→ GIVEN PROBLEM: From the entries below, work out the number of lines that hold the word "spoken", and give that number alone.

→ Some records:
----------
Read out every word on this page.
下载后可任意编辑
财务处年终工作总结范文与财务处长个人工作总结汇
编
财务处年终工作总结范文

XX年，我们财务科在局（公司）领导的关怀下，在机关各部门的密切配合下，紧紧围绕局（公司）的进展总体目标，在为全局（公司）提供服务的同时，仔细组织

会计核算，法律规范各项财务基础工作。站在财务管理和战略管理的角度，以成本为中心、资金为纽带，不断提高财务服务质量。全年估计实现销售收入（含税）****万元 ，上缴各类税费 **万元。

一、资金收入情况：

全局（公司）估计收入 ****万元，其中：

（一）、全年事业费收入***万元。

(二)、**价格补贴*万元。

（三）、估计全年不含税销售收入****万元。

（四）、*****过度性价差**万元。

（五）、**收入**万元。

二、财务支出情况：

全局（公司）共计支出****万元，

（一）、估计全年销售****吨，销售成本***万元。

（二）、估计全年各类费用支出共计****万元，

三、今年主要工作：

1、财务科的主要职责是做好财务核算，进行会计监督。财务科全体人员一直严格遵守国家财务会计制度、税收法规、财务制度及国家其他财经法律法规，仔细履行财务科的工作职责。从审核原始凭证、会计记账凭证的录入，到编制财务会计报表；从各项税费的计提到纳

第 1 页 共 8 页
----------
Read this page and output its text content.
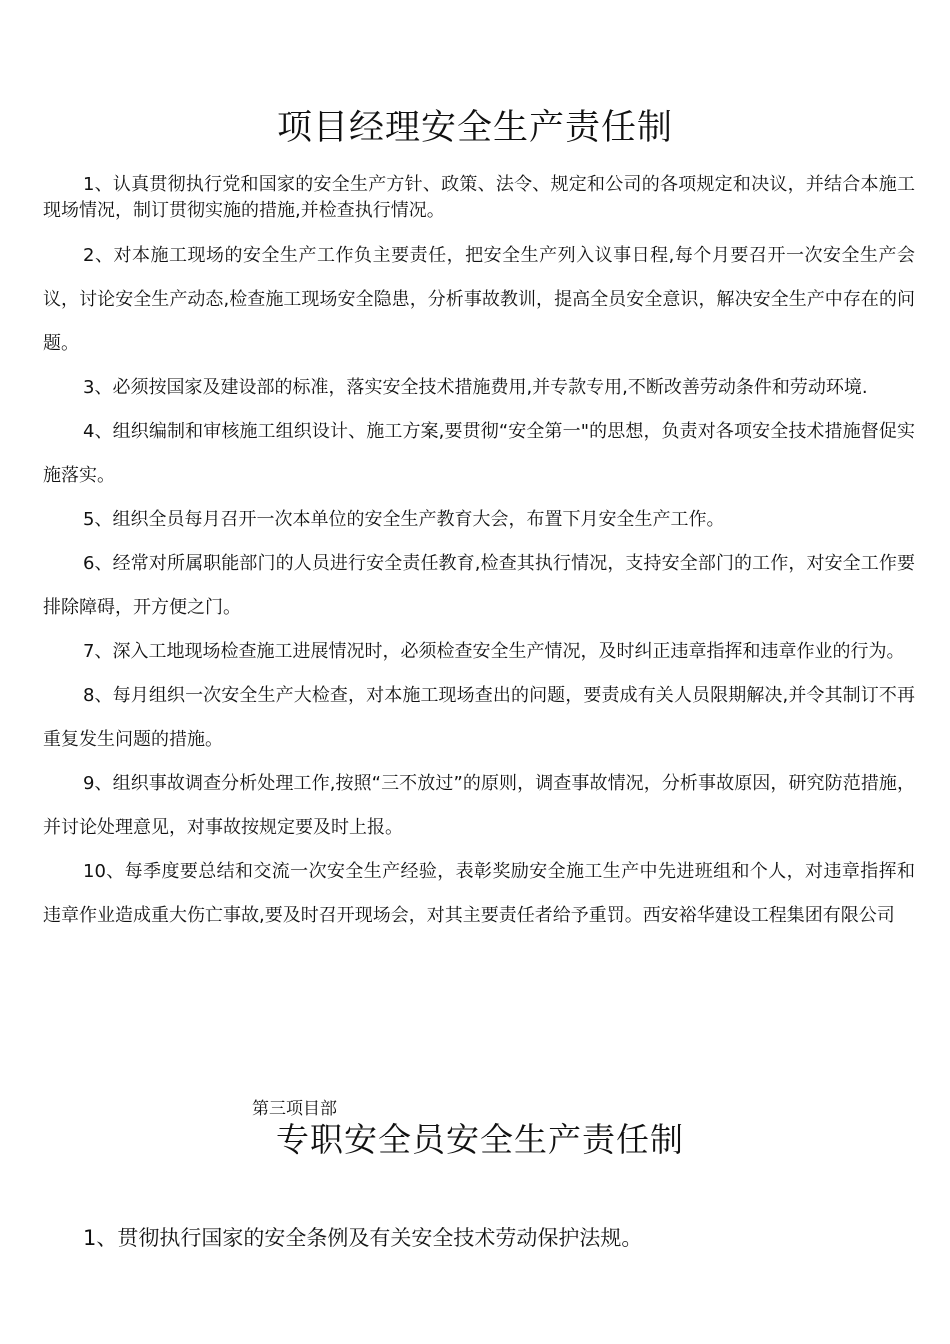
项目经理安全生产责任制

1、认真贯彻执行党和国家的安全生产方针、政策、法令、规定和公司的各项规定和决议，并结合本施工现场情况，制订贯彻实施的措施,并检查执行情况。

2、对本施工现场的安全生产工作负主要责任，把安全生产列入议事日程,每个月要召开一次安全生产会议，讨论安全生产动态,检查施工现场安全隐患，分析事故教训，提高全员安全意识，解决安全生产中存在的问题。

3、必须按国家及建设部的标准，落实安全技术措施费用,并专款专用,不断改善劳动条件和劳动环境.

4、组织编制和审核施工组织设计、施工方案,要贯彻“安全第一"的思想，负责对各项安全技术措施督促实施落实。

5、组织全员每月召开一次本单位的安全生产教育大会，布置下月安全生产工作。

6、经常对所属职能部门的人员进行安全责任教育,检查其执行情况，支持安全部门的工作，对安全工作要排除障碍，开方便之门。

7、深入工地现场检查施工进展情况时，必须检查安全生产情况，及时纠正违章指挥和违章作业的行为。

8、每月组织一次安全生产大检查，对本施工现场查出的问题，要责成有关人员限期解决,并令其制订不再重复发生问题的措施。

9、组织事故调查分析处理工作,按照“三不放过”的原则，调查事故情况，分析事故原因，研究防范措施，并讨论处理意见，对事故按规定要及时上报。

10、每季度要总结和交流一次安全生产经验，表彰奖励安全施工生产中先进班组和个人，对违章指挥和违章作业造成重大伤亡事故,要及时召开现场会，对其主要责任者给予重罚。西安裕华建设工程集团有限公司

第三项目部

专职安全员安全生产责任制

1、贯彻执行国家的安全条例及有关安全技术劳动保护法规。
----------
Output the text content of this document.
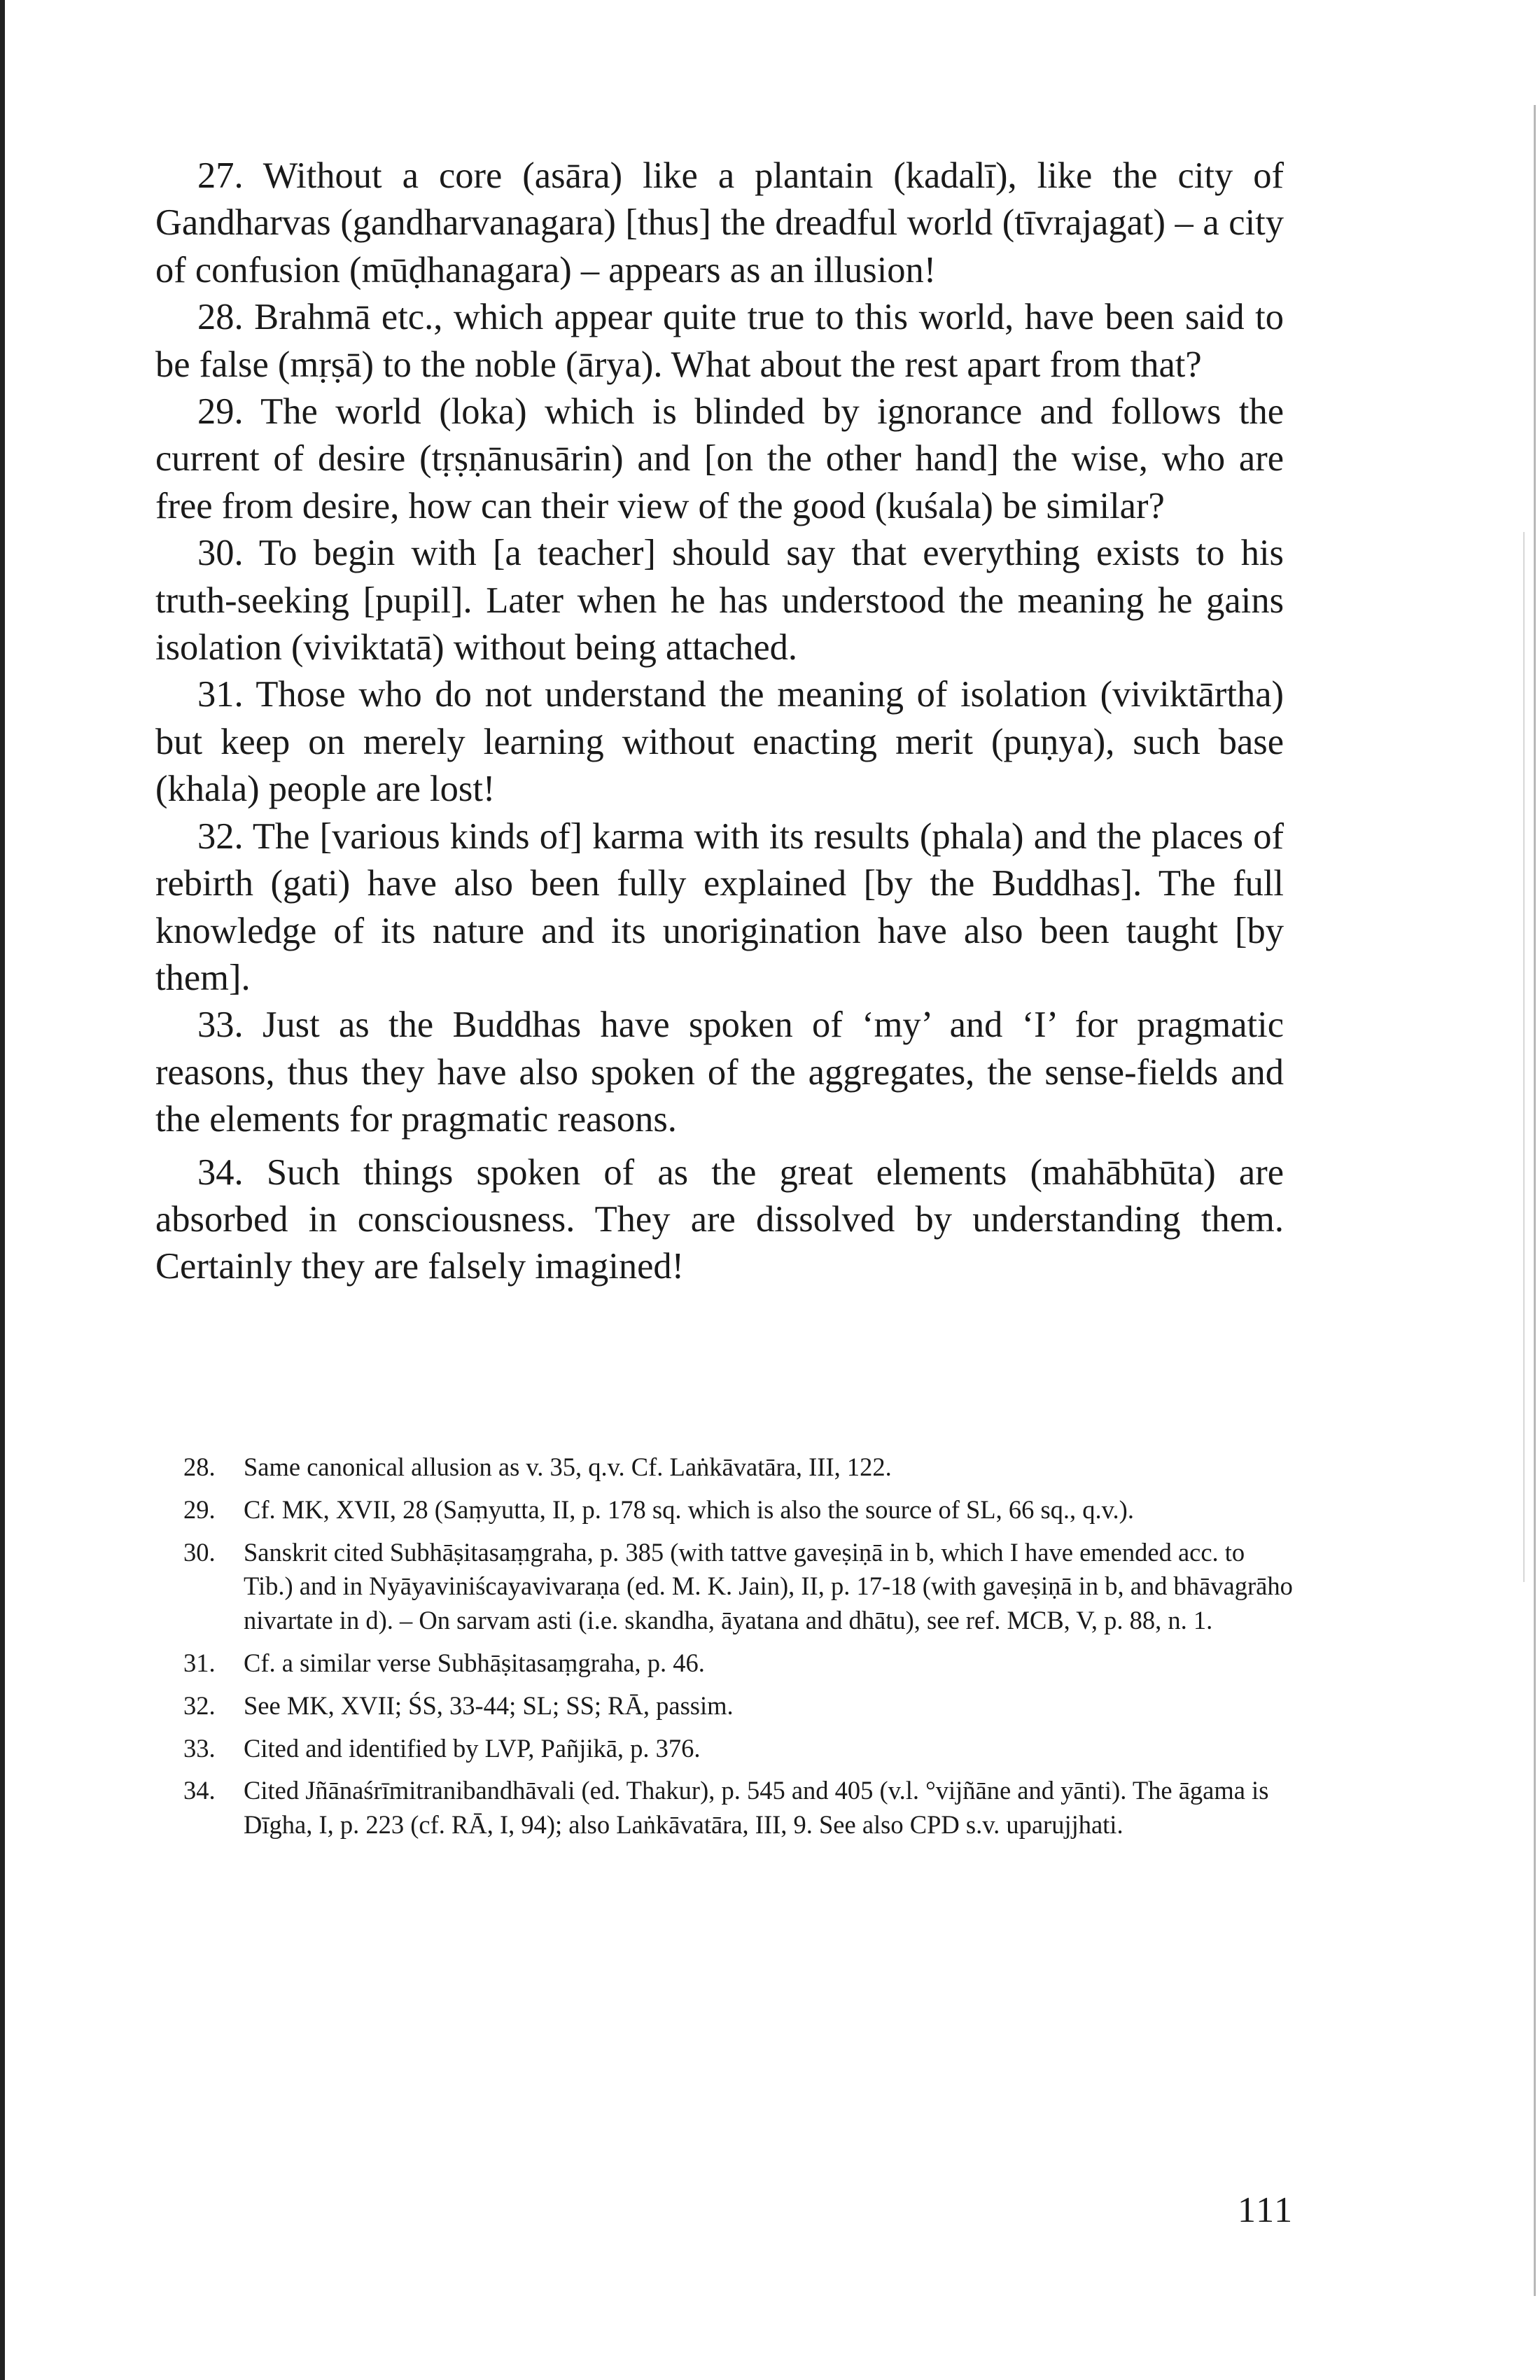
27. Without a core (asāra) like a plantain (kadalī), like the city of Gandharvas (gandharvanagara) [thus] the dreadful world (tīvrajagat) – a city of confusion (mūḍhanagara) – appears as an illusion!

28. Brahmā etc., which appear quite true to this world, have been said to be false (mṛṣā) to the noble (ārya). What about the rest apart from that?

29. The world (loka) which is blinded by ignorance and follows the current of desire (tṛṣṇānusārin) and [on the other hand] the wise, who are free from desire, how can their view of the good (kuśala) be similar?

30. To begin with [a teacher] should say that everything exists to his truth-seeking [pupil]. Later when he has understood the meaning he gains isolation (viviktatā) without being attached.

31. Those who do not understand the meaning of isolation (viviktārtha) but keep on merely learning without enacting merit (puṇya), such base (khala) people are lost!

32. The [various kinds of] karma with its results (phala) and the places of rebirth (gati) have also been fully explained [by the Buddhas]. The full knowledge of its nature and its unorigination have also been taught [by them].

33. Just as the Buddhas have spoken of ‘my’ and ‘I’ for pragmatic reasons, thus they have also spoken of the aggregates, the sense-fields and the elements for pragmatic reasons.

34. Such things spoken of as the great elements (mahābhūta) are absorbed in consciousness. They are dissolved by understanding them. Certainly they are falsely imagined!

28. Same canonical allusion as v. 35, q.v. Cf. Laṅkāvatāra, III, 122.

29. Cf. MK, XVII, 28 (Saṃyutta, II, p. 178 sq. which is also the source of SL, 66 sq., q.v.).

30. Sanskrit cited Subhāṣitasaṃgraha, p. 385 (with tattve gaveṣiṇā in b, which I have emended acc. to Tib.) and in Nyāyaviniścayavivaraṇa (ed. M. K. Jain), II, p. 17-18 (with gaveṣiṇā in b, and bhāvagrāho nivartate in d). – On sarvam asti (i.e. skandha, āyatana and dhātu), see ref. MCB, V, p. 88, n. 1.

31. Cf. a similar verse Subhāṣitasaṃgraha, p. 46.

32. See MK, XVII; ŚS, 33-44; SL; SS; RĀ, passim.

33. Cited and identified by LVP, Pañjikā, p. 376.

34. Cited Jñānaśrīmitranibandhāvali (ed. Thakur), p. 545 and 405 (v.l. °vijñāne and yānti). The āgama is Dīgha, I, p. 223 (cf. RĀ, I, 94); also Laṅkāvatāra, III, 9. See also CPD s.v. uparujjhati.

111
----------
→ EXERCISE ANSWER: 2